(Records)
• • •
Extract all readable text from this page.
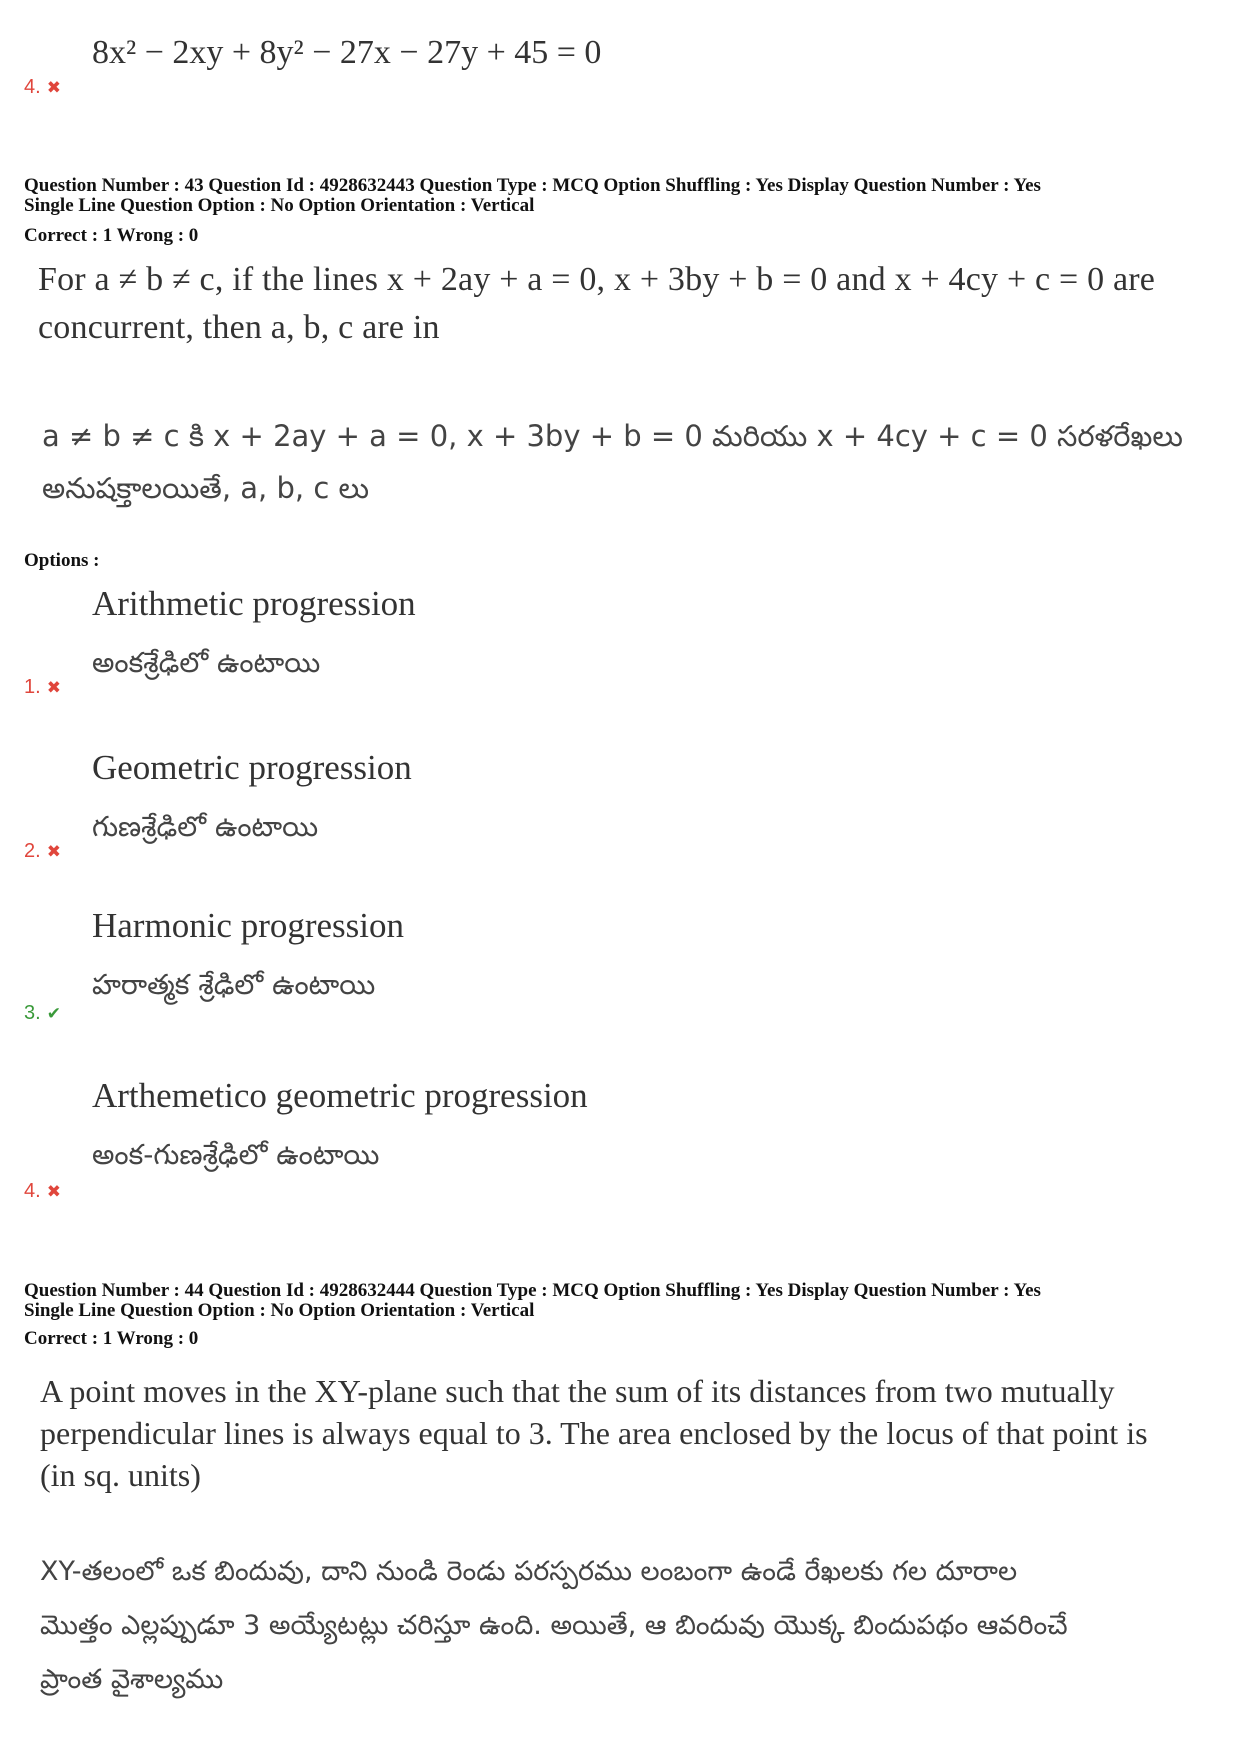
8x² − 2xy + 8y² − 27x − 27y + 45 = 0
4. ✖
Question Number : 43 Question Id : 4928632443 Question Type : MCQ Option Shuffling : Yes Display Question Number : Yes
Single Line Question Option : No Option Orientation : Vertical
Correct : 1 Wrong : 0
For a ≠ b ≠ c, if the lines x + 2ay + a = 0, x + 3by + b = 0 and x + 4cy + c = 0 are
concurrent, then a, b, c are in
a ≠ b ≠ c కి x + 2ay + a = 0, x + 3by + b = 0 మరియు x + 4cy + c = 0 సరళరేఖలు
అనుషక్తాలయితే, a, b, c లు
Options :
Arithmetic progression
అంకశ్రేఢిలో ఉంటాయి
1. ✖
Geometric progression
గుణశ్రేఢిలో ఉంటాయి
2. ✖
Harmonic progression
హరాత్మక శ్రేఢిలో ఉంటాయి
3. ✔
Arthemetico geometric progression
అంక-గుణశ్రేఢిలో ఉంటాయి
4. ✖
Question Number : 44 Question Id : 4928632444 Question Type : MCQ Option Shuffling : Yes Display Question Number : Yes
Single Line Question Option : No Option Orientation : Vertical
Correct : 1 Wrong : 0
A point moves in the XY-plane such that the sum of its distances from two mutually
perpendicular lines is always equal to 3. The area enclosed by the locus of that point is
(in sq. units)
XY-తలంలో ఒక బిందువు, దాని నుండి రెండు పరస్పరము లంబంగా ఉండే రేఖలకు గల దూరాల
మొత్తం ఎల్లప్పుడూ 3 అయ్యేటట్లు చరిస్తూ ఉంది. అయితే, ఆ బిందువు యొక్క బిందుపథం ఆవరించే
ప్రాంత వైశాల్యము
• • •
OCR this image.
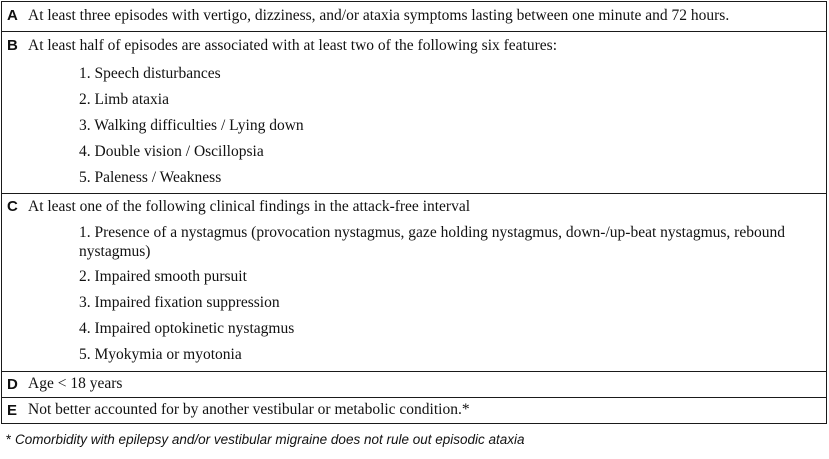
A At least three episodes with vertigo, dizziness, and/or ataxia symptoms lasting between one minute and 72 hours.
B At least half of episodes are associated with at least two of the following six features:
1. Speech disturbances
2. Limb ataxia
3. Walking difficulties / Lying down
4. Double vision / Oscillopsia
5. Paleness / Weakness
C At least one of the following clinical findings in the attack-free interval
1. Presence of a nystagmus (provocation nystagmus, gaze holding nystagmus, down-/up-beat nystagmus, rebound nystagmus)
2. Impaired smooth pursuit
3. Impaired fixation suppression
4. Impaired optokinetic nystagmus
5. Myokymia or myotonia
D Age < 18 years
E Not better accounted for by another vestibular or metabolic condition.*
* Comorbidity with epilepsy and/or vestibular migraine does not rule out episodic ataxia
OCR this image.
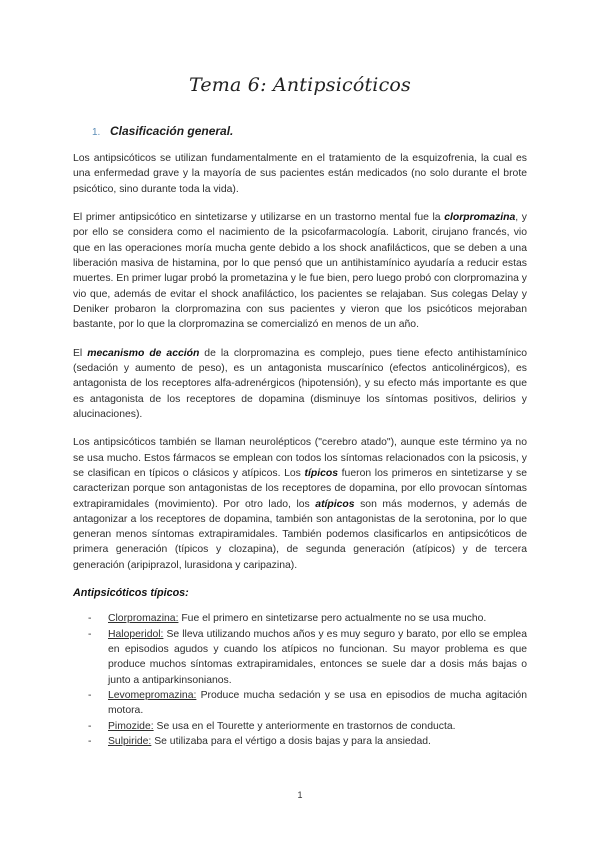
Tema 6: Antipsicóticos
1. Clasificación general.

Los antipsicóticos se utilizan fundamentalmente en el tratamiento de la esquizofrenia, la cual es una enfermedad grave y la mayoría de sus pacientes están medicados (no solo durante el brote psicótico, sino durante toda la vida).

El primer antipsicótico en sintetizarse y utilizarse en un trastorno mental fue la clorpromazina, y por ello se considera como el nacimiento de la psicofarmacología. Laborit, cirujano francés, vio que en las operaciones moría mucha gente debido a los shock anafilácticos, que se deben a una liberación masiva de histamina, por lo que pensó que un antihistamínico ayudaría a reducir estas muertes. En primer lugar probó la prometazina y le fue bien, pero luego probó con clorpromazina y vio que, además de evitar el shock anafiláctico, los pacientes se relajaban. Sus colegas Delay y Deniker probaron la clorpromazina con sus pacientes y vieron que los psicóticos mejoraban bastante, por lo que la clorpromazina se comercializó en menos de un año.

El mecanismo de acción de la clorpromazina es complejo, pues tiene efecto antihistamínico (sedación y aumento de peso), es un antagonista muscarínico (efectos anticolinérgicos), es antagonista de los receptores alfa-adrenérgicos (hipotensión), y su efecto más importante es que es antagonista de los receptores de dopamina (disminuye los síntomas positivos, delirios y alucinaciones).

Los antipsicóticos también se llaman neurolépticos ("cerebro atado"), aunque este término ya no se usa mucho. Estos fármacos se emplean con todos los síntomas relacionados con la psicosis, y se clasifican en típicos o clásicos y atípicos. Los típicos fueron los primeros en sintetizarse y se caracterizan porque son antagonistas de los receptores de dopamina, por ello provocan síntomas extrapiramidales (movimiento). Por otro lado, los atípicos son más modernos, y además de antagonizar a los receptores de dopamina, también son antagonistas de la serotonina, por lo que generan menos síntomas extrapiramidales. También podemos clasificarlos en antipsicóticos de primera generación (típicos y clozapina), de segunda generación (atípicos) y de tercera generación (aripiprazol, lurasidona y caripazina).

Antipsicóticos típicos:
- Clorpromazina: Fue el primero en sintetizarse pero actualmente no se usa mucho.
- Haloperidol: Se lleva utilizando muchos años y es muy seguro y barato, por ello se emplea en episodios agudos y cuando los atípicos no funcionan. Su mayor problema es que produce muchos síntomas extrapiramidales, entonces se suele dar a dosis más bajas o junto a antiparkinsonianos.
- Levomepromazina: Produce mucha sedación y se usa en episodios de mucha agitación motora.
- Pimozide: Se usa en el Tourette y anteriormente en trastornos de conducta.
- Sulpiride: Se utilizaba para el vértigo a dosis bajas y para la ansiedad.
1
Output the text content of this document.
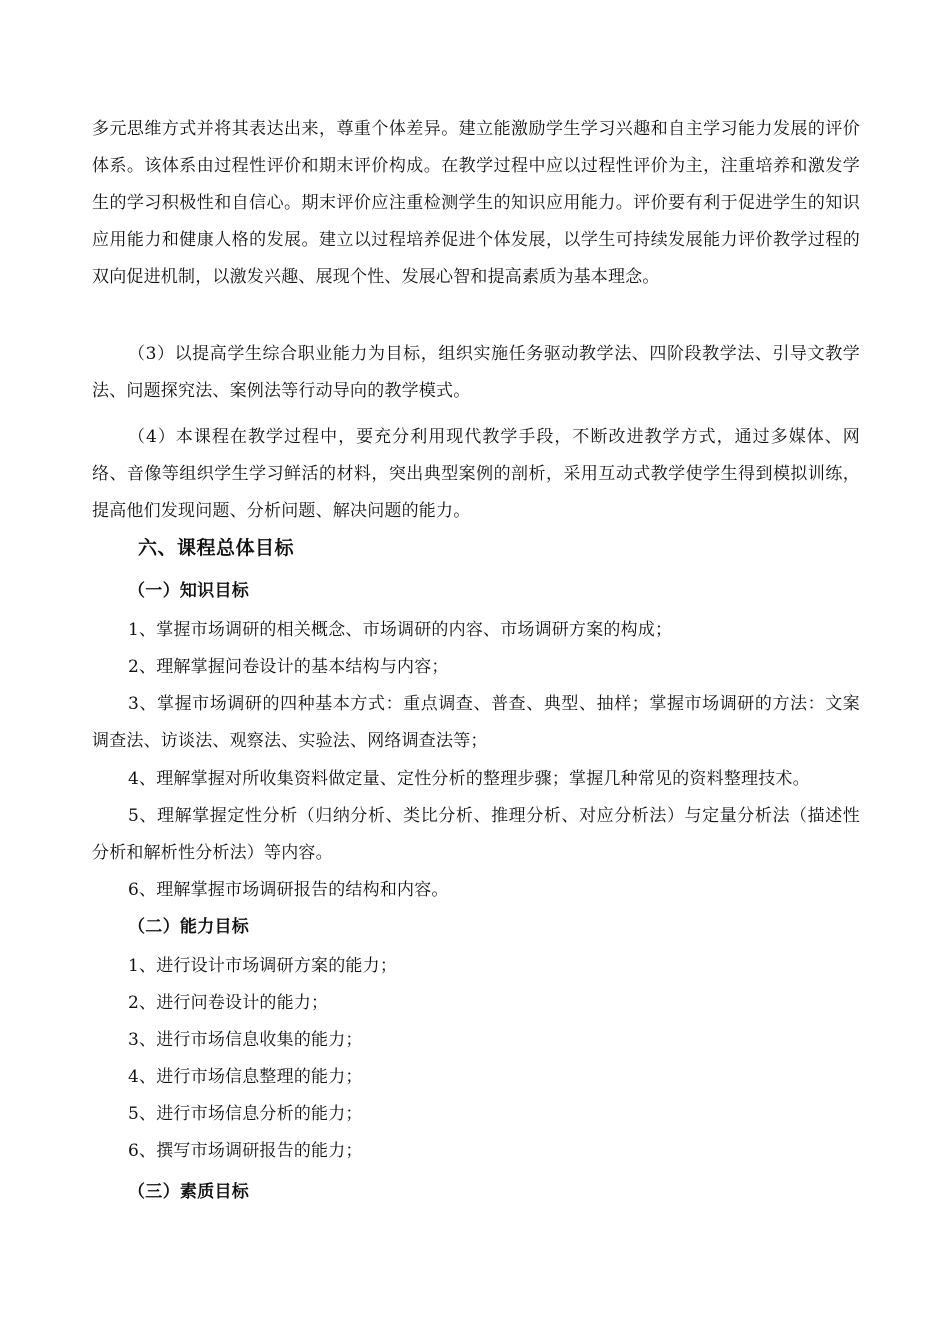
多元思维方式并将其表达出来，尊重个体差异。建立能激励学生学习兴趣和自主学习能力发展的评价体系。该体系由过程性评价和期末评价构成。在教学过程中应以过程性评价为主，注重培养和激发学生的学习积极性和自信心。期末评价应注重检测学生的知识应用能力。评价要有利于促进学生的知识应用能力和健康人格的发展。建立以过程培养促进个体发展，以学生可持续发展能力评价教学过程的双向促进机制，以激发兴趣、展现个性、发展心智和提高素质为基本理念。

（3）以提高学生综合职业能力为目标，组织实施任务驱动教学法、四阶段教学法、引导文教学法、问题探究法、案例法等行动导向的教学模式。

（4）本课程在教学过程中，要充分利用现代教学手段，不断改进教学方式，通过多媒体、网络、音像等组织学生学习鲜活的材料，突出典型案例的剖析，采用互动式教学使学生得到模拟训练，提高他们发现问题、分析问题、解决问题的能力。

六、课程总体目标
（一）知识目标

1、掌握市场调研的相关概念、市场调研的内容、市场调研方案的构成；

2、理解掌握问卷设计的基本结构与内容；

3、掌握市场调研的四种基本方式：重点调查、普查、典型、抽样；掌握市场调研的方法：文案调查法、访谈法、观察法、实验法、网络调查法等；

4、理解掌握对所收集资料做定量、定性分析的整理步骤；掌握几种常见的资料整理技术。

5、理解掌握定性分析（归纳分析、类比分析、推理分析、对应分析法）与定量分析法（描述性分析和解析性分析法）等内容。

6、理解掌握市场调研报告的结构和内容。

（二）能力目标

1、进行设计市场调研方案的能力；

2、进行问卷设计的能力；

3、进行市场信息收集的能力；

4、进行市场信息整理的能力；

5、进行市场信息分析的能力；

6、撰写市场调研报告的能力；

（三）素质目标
• • •
• [Request] Copy every line that contains the string "down".

• [Exercise answer]
3. Walking difficulties / Lying down
1. Presence of a nystagmus (provocation nystagmus, gaze holding nystagmus, down-/up-beat nystagmus, rebound nystagmus)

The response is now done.